## SHORT PROBLEM
Filter the data for lines with the word "وہاں", then copy every line so identified.

(Data records)

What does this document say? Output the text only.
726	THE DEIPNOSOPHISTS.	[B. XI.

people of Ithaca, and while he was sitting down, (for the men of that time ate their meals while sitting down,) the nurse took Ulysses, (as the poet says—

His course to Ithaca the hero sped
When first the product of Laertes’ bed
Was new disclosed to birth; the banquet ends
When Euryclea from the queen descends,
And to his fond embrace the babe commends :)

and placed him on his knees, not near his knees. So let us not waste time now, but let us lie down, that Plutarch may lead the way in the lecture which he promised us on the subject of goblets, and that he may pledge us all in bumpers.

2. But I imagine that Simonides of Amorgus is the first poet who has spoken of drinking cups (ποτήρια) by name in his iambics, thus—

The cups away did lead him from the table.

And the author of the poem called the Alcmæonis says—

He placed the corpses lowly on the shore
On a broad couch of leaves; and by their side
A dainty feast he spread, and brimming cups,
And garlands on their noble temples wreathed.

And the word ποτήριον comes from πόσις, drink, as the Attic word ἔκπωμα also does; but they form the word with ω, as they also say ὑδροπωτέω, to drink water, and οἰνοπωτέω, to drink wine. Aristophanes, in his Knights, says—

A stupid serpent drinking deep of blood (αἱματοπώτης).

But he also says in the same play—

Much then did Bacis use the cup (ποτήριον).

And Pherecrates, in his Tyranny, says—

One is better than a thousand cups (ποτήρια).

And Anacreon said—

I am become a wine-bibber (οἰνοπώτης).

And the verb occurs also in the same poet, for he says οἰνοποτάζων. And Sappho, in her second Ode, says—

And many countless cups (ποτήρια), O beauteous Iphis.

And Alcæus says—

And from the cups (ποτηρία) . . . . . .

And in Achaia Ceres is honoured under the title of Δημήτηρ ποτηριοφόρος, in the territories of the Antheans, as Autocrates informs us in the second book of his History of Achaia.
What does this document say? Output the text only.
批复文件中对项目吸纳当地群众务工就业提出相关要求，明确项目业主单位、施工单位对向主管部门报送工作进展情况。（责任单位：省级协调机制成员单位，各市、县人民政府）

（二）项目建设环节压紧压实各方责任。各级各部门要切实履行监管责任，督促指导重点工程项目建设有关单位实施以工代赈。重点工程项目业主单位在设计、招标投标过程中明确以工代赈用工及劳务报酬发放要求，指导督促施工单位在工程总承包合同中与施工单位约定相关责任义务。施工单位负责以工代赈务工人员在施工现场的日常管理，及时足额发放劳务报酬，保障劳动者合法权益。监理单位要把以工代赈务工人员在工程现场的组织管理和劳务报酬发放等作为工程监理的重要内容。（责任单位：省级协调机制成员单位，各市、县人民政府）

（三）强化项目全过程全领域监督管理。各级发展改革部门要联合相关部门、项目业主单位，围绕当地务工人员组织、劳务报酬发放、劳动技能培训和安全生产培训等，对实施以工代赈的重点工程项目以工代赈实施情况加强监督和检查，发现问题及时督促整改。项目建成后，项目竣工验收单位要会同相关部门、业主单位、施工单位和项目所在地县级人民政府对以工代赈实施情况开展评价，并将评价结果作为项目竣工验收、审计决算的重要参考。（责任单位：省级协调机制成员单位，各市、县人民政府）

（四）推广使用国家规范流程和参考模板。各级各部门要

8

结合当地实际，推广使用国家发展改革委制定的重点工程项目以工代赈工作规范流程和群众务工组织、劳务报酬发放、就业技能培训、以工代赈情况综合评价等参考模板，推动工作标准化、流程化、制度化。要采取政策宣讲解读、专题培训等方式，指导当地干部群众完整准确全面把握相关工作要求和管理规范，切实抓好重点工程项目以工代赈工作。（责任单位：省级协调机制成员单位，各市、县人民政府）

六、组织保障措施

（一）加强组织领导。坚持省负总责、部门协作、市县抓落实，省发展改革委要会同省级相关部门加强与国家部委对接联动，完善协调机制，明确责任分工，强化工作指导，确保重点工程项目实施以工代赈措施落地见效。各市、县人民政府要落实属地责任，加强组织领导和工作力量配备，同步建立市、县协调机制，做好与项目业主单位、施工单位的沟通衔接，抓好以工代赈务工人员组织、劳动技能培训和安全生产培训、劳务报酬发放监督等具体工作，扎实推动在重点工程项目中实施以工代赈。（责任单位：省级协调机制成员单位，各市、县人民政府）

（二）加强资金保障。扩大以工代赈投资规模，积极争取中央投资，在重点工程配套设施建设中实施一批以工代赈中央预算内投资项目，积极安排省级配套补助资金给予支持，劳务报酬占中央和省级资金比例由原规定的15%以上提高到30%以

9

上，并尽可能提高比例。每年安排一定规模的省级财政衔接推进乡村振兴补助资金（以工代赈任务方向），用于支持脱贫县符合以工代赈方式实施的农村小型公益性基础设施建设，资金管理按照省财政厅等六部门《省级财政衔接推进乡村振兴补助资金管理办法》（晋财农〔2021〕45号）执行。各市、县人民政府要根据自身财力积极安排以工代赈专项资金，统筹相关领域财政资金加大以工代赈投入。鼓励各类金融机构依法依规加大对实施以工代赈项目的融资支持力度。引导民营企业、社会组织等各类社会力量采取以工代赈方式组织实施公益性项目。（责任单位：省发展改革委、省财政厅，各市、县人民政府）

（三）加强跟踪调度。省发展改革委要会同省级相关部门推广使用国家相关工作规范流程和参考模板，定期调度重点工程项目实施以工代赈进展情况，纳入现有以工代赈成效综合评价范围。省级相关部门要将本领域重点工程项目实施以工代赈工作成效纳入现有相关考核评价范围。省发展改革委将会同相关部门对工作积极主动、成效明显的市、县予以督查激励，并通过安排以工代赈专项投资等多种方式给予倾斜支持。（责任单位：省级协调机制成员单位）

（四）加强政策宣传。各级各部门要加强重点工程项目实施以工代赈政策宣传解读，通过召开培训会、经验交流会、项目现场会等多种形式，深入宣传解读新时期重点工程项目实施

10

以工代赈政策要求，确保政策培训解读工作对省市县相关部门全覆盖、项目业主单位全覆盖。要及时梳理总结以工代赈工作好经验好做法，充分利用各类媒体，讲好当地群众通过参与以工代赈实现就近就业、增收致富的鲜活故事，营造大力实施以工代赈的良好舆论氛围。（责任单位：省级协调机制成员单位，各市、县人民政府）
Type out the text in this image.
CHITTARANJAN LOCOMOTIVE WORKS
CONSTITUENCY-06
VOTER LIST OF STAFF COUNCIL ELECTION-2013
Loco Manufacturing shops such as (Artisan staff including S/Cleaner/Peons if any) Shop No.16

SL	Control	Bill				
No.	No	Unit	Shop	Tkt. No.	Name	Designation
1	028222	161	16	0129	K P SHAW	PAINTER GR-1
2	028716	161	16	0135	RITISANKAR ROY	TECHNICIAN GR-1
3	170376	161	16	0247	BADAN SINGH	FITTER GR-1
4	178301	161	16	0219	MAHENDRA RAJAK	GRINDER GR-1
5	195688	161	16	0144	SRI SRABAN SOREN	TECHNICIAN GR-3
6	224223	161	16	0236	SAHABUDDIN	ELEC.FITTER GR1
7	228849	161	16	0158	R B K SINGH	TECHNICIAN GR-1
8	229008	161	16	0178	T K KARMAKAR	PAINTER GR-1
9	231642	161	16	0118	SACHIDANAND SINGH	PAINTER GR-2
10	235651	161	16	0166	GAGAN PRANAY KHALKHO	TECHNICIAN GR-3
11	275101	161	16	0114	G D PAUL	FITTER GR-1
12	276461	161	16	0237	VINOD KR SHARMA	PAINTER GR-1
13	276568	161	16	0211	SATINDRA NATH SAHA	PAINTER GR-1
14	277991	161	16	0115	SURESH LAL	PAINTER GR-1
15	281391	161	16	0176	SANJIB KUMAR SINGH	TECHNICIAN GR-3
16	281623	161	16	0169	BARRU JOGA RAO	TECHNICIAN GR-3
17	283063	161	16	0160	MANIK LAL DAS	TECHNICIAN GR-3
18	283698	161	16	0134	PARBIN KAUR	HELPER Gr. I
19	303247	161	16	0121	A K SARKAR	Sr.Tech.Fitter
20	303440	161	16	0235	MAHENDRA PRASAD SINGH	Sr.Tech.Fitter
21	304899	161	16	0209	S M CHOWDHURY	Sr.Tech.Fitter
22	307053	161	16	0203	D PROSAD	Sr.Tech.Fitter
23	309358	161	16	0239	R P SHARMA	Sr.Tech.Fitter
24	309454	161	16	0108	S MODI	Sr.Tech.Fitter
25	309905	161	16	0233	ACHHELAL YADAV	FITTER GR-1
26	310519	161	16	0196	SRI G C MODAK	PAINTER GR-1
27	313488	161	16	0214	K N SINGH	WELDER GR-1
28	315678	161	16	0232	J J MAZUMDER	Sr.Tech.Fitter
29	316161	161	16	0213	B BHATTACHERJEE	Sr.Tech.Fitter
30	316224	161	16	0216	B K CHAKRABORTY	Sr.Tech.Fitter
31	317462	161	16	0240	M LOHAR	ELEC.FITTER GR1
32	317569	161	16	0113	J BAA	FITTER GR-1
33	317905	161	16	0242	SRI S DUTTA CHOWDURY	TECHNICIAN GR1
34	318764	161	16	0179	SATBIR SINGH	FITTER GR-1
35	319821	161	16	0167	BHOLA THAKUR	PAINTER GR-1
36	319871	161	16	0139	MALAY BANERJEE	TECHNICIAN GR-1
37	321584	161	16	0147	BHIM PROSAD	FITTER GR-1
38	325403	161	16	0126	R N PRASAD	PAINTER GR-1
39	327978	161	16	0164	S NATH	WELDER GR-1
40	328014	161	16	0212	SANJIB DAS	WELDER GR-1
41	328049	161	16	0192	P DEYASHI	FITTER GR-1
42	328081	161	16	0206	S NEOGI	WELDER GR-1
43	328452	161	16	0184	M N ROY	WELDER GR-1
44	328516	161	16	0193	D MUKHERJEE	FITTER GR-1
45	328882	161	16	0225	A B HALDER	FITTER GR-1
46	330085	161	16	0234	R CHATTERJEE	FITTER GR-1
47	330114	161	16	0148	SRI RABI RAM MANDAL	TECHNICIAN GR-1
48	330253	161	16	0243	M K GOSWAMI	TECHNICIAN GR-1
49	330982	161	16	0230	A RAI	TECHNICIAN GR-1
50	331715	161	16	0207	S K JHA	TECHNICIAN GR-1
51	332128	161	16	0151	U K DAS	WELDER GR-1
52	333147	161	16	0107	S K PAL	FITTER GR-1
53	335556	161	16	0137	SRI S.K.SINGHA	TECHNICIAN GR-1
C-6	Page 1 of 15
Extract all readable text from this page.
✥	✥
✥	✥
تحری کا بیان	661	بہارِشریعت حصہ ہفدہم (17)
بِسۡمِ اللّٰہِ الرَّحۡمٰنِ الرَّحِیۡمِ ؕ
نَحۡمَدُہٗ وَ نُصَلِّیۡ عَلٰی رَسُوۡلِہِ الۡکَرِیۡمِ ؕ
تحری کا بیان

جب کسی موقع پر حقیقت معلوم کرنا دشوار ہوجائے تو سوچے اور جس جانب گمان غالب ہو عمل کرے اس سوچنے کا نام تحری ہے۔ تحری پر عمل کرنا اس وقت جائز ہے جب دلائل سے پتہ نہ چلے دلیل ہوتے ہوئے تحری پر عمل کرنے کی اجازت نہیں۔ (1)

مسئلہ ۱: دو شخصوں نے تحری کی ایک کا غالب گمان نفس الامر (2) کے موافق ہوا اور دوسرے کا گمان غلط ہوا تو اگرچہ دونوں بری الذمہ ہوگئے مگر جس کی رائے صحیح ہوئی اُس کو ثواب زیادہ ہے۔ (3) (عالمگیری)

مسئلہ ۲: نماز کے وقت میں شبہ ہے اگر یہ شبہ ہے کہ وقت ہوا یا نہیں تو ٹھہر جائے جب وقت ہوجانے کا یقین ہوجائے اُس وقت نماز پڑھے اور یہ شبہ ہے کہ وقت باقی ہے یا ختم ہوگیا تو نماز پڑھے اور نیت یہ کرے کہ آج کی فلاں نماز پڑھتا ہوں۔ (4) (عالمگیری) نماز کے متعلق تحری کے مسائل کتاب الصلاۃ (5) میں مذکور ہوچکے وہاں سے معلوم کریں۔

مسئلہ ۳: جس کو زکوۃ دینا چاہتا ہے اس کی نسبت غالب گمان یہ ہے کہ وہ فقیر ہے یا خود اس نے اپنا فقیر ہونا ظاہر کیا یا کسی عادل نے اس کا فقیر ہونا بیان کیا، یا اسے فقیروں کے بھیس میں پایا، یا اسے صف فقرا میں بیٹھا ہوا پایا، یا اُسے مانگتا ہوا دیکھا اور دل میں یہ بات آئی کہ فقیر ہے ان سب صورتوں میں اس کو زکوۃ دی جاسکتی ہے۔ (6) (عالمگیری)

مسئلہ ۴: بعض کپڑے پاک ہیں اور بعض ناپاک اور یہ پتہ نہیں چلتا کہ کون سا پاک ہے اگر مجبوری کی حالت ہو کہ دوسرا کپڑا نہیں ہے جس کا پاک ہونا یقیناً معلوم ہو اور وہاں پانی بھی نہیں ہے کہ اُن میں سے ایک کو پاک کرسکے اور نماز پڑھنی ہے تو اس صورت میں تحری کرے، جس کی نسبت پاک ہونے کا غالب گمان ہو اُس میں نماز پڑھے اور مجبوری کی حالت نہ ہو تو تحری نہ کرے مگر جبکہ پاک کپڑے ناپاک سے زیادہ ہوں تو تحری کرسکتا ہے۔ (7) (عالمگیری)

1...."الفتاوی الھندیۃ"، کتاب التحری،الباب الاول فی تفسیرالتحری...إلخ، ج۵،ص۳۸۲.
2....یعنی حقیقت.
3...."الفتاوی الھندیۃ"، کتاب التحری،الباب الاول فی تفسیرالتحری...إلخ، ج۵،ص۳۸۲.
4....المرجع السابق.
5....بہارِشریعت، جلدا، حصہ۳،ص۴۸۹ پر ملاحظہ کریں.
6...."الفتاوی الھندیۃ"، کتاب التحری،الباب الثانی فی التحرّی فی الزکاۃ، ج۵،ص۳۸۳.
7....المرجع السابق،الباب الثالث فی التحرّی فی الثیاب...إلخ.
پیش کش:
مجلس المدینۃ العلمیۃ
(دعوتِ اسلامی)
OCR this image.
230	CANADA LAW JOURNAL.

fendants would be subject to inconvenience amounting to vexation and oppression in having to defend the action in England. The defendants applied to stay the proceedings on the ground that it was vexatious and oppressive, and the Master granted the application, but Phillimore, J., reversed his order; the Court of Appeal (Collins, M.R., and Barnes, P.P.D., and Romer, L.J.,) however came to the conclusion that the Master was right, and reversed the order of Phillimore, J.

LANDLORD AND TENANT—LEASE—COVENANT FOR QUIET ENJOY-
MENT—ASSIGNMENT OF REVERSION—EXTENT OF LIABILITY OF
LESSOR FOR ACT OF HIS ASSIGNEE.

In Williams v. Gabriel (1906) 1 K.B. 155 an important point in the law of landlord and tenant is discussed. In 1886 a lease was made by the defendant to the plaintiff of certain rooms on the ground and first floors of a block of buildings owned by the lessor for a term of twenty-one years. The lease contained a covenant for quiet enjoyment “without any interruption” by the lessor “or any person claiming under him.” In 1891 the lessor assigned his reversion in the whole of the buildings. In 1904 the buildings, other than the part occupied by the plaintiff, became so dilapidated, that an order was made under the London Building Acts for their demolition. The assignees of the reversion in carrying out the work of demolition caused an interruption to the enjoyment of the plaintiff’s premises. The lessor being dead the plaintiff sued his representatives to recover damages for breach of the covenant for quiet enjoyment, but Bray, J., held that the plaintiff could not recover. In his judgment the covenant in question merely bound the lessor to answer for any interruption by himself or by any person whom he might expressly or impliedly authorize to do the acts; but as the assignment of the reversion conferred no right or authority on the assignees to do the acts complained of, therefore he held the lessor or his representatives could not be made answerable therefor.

## SOLUTION TO THIS PROBLEM
مسئلہ ۲: نماز کے وقت میں شبہ ہے اگر یہ شبہ ہے کہ وقت ہوا یا نہیں تو ٹھہر جائے جب وقت ہوجانے کا یقین ہوجائے اُس وقت نماز پڑھے اور یہ شبہ ہے کہ وقت باقی ہے یا ختم ہوگیا تو نماز پڑھے اور نیت یہ کرے کہ آج کی فلاں نماز پڑھتا ہوں۔ (4) (عالمگیری) نماز کے متعلق تحری کے مسائل کتاب الصلاۃ (5) میں مذکور ہوچکے وہاں سے معلوم کریں۔
مسئلہ ۴: بعض کپڑے پاک ہیں اور بعض ناپاک اور یہ پتہ نہیں چلتا کہ کون سا پاک ہے اگر مجبوری کی حالت ہو کہ دوسرا کپڑا نہیں ہے جس کا پاک ہونا یقیناً معلوم ہو اور وہاں پانی بھی نہیں ہے کہ اُن میں سے ایک کو پاک کرسکے اور نماز پڑھنی ہے تو اس صورت میں تحری کرے، جس کی نسبت پاک ہونے کا غالب گمان ہو اُس میں نماز پڑھے اور مجبوری کی حالت نہ ہو تو تحری نہ کرے مگر جبکہ پاک کپڑے ناپاک سے زیادہ ہوں تو تحری کرسکتا ہے۔ (7) (عالمگیری)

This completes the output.